Required task =
All entries below need to be written out exactly, but without their pictures.

Supplied data =
** BEGIN **
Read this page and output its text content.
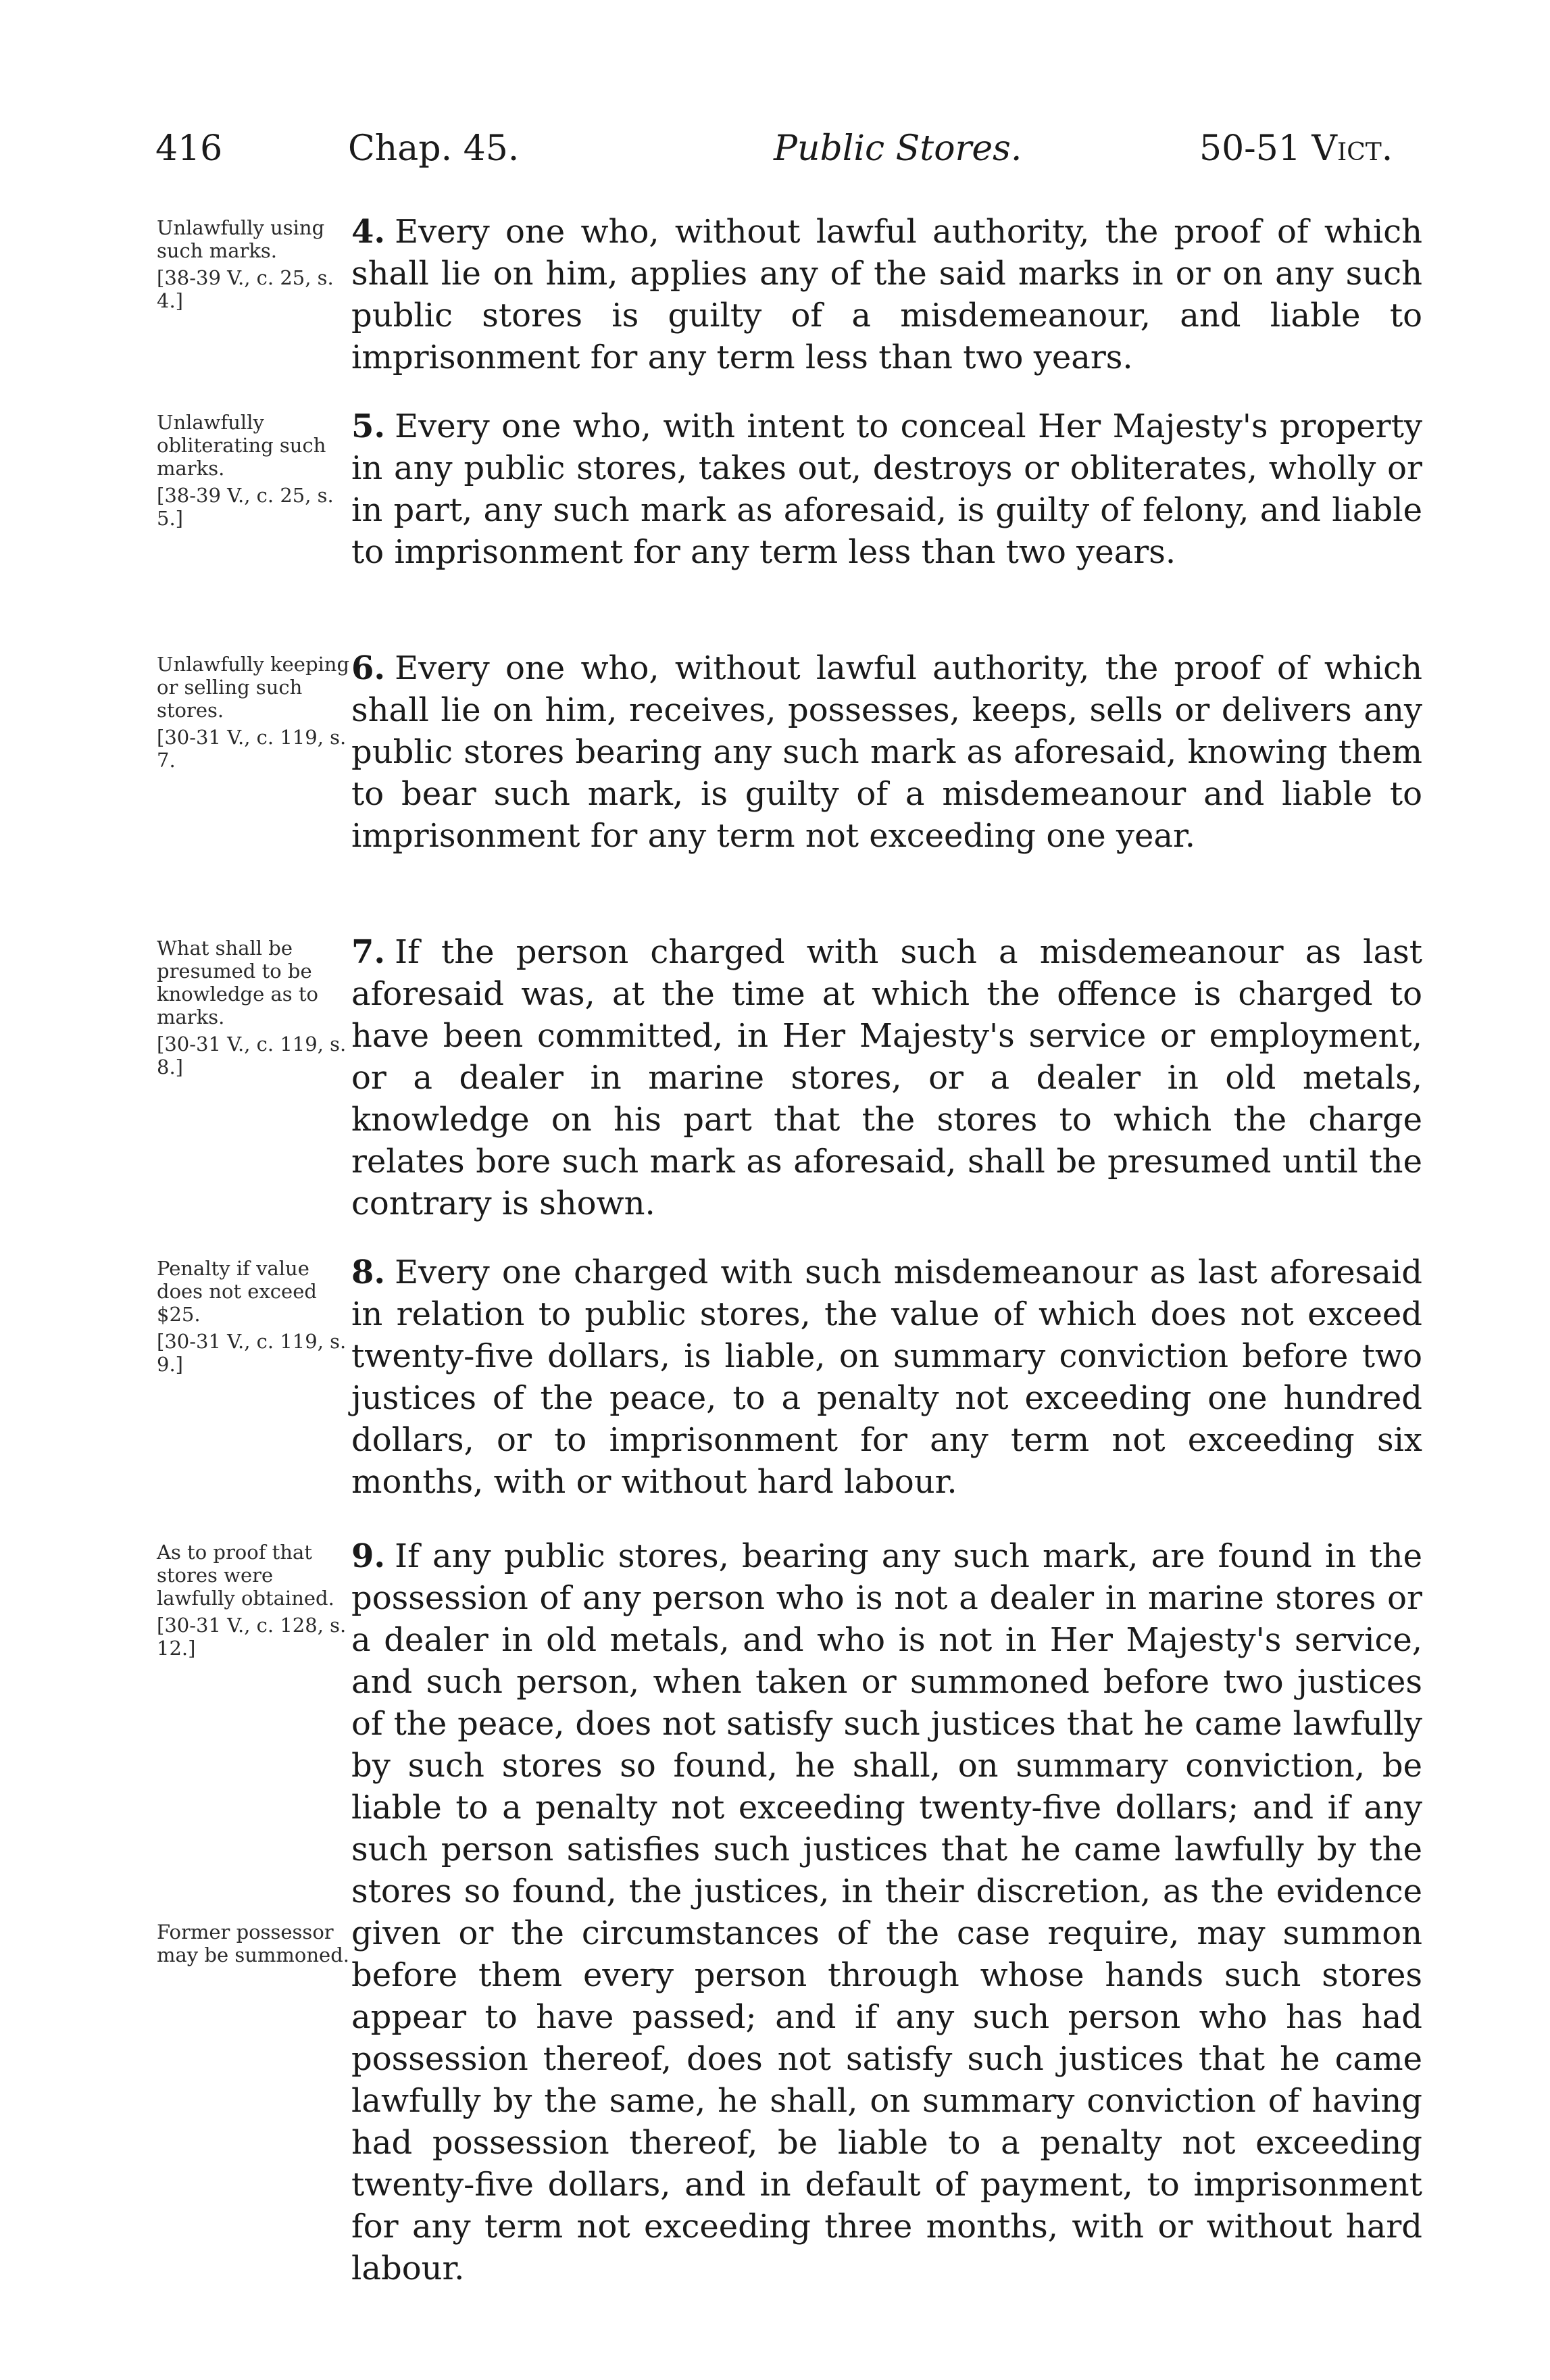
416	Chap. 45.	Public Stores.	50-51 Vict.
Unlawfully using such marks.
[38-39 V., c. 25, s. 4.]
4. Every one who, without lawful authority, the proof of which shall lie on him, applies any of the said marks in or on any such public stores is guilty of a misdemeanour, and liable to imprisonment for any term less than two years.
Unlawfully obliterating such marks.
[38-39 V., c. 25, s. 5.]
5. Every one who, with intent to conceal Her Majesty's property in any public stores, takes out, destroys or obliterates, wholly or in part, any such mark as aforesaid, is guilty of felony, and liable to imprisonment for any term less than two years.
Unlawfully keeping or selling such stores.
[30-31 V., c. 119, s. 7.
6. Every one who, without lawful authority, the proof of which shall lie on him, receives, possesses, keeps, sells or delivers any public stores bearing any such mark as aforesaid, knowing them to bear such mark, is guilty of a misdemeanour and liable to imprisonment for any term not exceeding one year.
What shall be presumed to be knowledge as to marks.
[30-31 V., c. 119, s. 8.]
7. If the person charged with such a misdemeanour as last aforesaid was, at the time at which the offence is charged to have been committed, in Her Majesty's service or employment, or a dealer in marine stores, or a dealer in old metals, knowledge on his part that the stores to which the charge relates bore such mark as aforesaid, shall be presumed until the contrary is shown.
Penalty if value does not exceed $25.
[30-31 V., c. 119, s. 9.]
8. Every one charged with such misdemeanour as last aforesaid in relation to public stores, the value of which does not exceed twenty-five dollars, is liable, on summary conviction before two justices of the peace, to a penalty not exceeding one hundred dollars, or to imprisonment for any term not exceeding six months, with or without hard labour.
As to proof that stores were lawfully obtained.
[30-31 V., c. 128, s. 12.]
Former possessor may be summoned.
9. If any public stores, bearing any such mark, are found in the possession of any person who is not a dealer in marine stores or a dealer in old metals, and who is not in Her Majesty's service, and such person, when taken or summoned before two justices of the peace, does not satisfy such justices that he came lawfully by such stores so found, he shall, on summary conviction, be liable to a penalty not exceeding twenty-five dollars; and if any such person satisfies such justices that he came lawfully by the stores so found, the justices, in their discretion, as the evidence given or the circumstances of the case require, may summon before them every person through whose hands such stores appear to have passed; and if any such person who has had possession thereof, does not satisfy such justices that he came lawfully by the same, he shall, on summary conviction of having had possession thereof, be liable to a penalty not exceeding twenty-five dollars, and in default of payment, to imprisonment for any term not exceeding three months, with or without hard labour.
** END **
Solution to this exercise =
Read this page and output its text content.
416	Chap. 45.	Public Stores.	50-51 Vict.
Unlawfully using such marks.
[38-39 V., c. 25, s. 4.]
4. Every one who, without lawful authority, the proof of which shall lie on him, applies any of the said marks in or on any such public stores is guilty of a misdemeanour, and liable to imprisonment for any term less than two years.
Unlawfully obliterating such marks.
[38-39 V., c. 25, s. 5.]
5. Every one who, with intent to conceal Her Majesty's property in any public stores, takes out, destroys or obliterates, wholly or in part, any such mark as aforesaid, is guilty of felony, and liable to imprisonment for any term less than two years.
Unlawfully keeping or selling such stores.
[30-31 V., c. 119, s. 7.
6. Every one who, without lawful authority, the proof of which shall lie on him, receives, possesses, keeps, sells or delivers any public stores bearing any such mark as aforesaid, knowing them to bear such mark, is guilty of a misdemeanour and liable to imprisonment for any term not exceeding one year.
What shall be presumed to be knowledge as to marks.
[30-31 V., c. 119, s. 8.]
7. If the person charged with such a misdemeanour as last aforesaid was, at the time at which the offence is charged to have been committed, in Her Majesty's service or employment, or a dealer in marine stores, or a dealer in old metals, knowledge on his part that the stores to which the charge relates bore such mark as aforesaid, shall be presumed until the contrary is shown.
Penalty if value does not exceed $25.
[30-31 V., c. 119, s. 9.]
8. Every one charged with such misdemeanour as last aforesaid in relation to public stores, the value of which does not exceed twenty-five dollars, is liable, on summary conviction before two justices of the peace, to a penalty not exceeding one hundred dollars, or to imprisonment for any term not exceeding six months, with or without hard labour.
As to proof that stores were lawfully obtained.
[30-31 V., c. 128, s. 12.]
Former possessor may be summoned.
9. If any public stores, bearing any such mark, are found in the possession of any person who is not a dealer in marine stores or a dealer in old metals, and who is not in Her Majesty's service, and such person, when taken or summoned before two justices of the peace, does not satisfy such justices that he came lawfully by such stores so found, he shall, on summary conviction, be liable to a penalty not exceeding twenty-five dollars; and if any such person satisfies such justices that he came lawfully by the stores so found, the justices, in their discretion, as the evidence given or the circumstances of the case require, may summon before them every person through whose hands such stores appear to have passed; and if any such person who has had possession thereof, does not satisfy such justices that he came lawfully by the same, he shall, on summary conviction of having had possession thereof, be liable to a penalty not exceeding twenty-five dollars, and in default of payment, to imprisonment for any term not exceeding three months, with or without hard labour.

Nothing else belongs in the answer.